--- Start of Data provided ---

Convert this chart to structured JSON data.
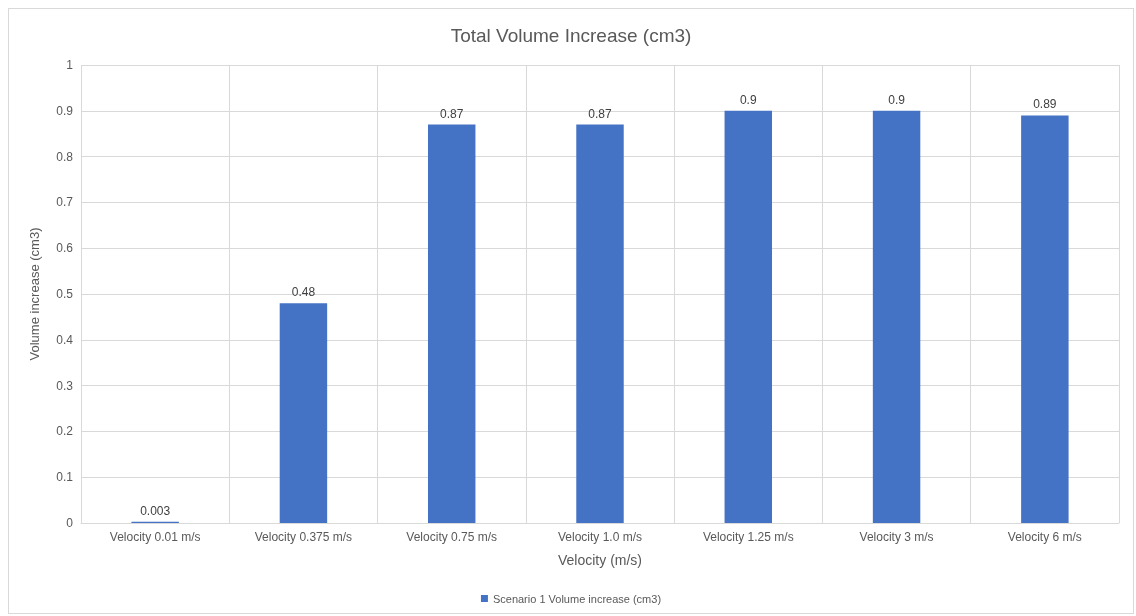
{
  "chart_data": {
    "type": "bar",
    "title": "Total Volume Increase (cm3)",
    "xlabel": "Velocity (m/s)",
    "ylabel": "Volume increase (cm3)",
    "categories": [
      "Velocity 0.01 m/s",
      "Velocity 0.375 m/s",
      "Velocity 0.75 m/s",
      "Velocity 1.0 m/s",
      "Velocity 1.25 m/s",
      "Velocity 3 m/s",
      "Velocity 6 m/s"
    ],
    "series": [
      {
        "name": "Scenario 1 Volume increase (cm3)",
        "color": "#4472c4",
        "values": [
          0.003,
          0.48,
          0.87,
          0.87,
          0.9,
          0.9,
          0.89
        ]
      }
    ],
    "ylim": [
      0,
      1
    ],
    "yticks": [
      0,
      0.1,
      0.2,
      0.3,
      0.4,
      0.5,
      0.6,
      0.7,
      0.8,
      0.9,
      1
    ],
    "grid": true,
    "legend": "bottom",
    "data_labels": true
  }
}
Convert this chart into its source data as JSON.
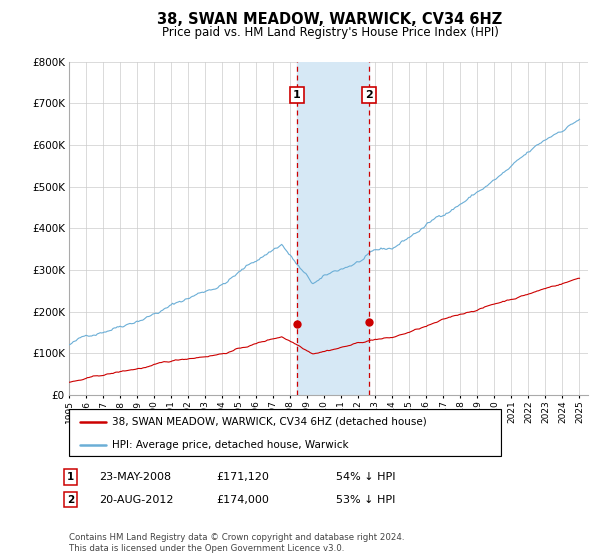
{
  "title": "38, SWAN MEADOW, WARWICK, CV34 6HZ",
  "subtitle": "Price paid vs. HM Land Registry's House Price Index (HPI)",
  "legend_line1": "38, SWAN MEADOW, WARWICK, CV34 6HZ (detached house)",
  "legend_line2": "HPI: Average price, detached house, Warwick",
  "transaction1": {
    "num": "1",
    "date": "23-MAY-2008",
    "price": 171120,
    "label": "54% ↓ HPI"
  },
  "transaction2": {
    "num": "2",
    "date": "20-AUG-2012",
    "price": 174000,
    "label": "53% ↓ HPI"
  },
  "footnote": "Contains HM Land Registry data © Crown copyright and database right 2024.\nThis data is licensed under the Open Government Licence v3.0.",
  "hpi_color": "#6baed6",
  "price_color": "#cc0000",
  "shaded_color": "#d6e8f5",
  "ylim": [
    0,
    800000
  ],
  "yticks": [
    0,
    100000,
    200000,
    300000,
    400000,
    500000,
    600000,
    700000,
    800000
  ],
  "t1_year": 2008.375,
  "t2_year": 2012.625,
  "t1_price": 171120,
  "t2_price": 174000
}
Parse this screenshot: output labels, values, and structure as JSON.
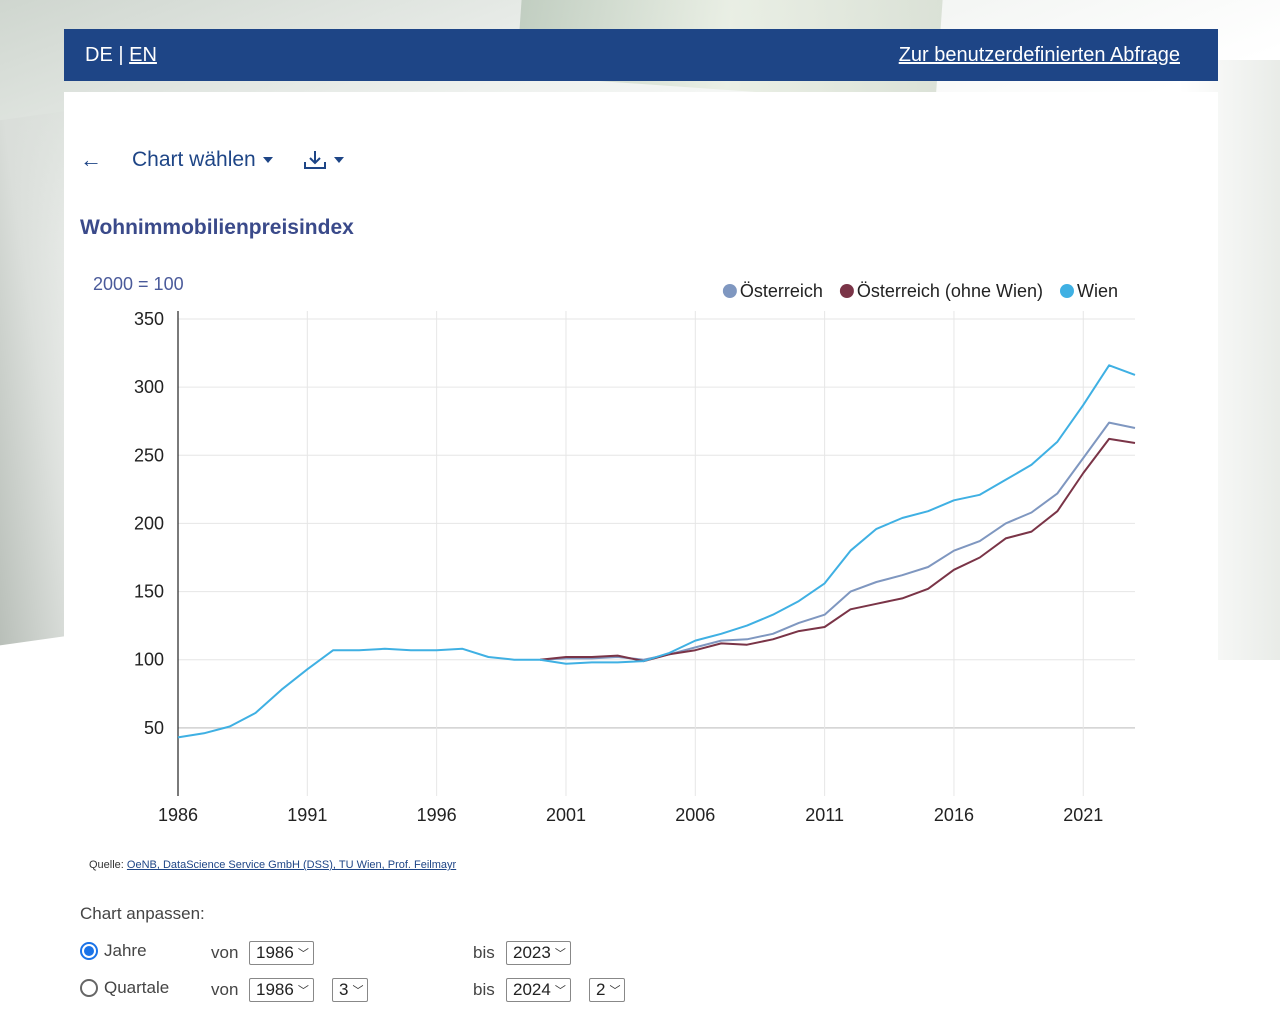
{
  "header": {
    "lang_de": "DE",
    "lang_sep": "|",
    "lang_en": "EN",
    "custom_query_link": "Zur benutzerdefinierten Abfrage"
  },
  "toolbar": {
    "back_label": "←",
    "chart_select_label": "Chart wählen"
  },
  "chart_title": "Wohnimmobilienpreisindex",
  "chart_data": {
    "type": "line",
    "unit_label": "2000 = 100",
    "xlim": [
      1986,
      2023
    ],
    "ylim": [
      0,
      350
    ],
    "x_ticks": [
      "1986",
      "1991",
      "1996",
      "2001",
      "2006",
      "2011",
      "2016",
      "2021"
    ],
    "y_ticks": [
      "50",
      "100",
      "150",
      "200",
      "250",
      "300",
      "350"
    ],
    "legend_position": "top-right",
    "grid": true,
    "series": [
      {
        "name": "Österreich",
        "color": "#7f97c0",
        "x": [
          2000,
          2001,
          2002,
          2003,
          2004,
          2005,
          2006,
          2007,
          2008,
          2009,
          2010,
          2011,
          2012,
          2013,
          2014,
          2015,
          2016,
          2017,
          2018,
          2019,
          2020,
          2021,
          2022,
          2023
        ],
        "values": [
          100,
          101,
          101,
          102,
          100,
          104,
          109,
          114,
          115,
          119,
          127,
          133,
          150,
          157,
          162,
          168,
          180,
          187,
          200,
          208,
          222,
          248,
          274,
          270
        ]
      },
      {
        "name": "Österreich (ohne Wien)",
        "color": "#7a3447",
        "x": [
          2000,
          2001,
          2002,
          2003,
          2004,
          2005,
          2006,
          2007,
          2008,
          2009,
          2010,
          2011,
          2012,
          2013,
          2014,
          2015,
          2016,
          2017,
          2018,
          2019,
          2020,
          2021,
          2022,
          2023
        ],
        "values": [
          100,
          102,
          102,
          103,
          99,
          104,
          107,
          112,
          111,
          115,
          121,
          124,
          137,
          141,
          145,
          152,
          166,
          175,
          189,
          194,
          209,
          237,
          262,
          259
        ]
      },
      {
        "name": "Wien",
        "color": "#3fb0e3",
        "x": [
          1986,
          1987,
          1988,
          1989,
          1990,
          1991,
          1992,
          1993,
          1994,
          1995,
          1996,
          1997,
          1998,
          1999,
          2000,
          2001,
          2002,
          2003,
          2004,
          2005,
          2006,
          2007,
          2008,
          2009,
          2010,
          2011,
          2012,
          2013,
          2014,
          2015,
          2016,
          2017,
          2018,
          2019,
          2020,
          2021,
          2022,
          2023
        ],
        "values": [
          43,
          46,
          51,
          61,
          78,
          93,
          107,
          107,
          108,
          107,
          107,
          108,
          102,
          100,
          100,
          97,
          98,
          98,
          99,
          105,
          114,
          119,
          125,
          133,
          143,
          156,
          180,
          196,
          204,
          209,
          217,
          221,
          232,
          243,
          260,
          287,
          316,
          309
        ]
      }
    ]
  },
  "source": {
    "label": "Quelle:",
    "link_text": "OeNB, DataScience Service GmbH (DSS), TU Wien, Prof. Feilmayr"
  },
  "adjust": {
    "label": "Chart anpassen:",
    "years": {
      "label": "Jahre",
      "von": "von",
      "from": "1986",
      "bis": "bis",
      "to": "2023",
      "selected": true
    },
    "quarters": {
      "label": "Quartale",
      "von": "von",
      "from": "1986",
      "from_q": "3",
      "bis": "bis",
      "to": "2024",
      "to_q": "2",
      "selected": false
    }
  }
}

--- End of Data provided ---

- _Directions for this task_:
Copy all the data exactly as written, but skip any picture.

- _Correct answer_:
Convert this chart to structured JSON data.
{
  "chart_data": {
    "type": "bar",
    "title": "Total Volume Increase (cm3)",
    "xlabel": "Velocity (m/s)",
    "ylabel": "Volume increase (cm3)",
    "categories": [
      "Velocity 0.01 m/s",
      "Velocity 0.375 m/s",
      "Velocity 0.75 m/s",
      "Velocity 1.0 m/s",
      "Velocity 1.25 m/s",
      "Velocity 3 m/s",
      "Velocity 6 m/s"
    ],
    "series": [
      {
        "name": "Scenario 1 Volume increase (cm3)",
        "color": "#4472c4",
        "values": [
          0.003,
          0.48,
          0.87,
          0.87,
          0.9,
          0.9,
          0.89
        ]
      }
    ],
    "ylim": [
      0,
      1
    ],
    "yticks": [
      0,
      0.1,
      0.2,
      0.3,
      0.4,
      0.5,
      0.6,
      0.7,
      0.8,
      0.9,
      1
    ],
    "grid": true,
    "legend": "bottom",
    "data_labels": true
  }
}
Convert this chart into its source data as JSON.
{
  "title": "38, SWAN MEADOW, WARWICK, CV34 6HZ",
  "subtitle": "Price paid vs. HM Land Registry's House Price Index (HPI)",
  "legend_line1": "38, SWAN MEADOW, WARWICK, CV34 6HZ (detached house)",
  "legend_line2": "HPI: Average price, detached house, Warwick",
  "transaction1": {
    "num": "1",
    "date": "23-MAY-2008",
    "price": 171120,
    "label": "54% ↓ HPI"
  },
  "transaction2": {
    "num": "2",
    "date": "20-AUG-2012",
    "price": 174000,
    "label": "53% ↓ HPI"
  },
  "footnote": "Contains HM Land Registry data © Crown copyright and database right 2024.\nThis data is licensed under the Open Government Licence v3.0.",
  "hpi_color": "#6baed6",
  "price_color": "#cc0000",
  "shaded_color": "#d6e8f5",
  "ylim": [
    0,
    800000
  ],
  "yticks": [
    0,
    100000,
    200000,
    300000,
    400000,
    500000,
    600000,
    700000,
    800000
  ],
  "t1_year": 2008.375,
  "t2_year": 2012.625,
  "t1_price": 171120,
  "t2_price": 174000
}
Parse this screenshot: output labels, values, and structure as JSON.
{
  "header": {
    "lang_de": "DE",
    "lang_sep": "|",
    "lang_en": "EN",
    "custom_query_link": "Zur benutzerdefinierten Abfrage"
  },
  "toolbar": {
    "back_label": "←",
    "chart_select_label": "Chart wählen"
  },
  "chart_title": "Wohnimmobilienpreisindex",
  "chart_data": {
    "type": "line",
    "unit_label": "2000 = 100",
    "xlim": [
      1986,
      2023
    ],
    "ylim": [
      0,
      350
    ],
    "x_ticks": [
      "1986",
      "1991",
      "1996",
      "2001",
      "2006",
      "2011",
      "2016",
      "2021"
    ],
    "y_ticks": [
      "50",
      "100",
      "150",
      "200",
      "250",
      "300",
      "350"
    ],
    "legend_position": "top-right",
    "grid": true,
    "series": [
      {
        "name": "Österreich",
        "color": "#7f97c0",
        "x": [
          2000,
          2001,
          2002,
          2003,
          2004,
          2005,
          2006,
          2007,
          2008,
          2009,
          2010,
          2011,
          2012,
          2013,
          2014,
          2015,
          2016,
          2017,
          2018,
          2019,
          2020,
          2021,
          2022,
          2023
        ],
        "values": [
          100,
          101,
          101,
          102,
          100,
          104,
          109,
          114,
          115,
          119,
          127,
          133,
          150,
          157,
          162,
          168,
          180,
          187,
          200,
          208,
          222,
          248,
          274,
          270
        ]
      },
      {
        "name": "Österreich (ohne Wien)",
        "color": "#7a3447",
        "x": [
          2000,
          2001,
          2002,
          2003,
          2004,
          2005,
          2006,
          2007,
          2008,
          2009,
          2010,
          2011,
          2012,
          2013,
          2014,
          2015,
          2016,
          2017,
          2018,
          2019,
          2020,
          2021,
          2022,
          2023
        ],
        "values": [
          100,
          102,
          102,
          103,
          99,
          104,
          107,
          112,
          111,
          115,
          121,
          124,
          137,
          141,
          145,
          152,
          166,
          175,
          189,
          194,
          209,
          237,
          262,
          259
        ]
      },
      {
        "name": "Wien",
        "color": "#3fb0e3",
        "x": [
          1986,
          1987,
          1988,
          1989,
          1990,
          1991,
          1992,
          1993,
          1994,
          1995,
          1996,
          1997,
          1998,
          1999,
          2000,
          2001,
          2002,
          2003,
          2004,
          2005,
          2006,
          2007,
          2008,
          2009,
          2010,
          2011,
          2012,
          2013,
          2014,
          2015,
          2016,
          2017,
          2018,
          2019,
          2020,
          2021,
          2022,
          2023
        ],
        "values": [
          43,
          46,
          51,
          61,
          78,
          93,
          107,
          107,
          108,
          107,
          107,
          108,
          102,
          100,
          100,
          97,
          98,
          98,
          99,
          105,
          114,
          119,
          125,
          133,
          143,
          156,
          180,
          196,
          204,
          209,
          217,
          221,
          232,
          243,
          260,
          287,
          316,
          309
        ]
      }
    ]
  },
  "source": {
    "label": "Quelle:",
    "link_text": "OeNB, DataScience Service GmbH (DSS), TU Wien, Prof. Feilmayr"
  },
  "adjust": {
    "label": "Chart anpassen:",
    "years": {
      "label": "Jahre",
      "von": "von",
      "from": "1986",
      "bis": "bis",
      "to": "2023",
      "selected": true
    },
    "quarters": {
      "label": "Quartale",
      "von": "von",
      "from": "1986",
      "from_q": "3",
      "bis": "bis",
      "to": "2024",
      "to_q": "2",
      "selected": false
    }
  }
}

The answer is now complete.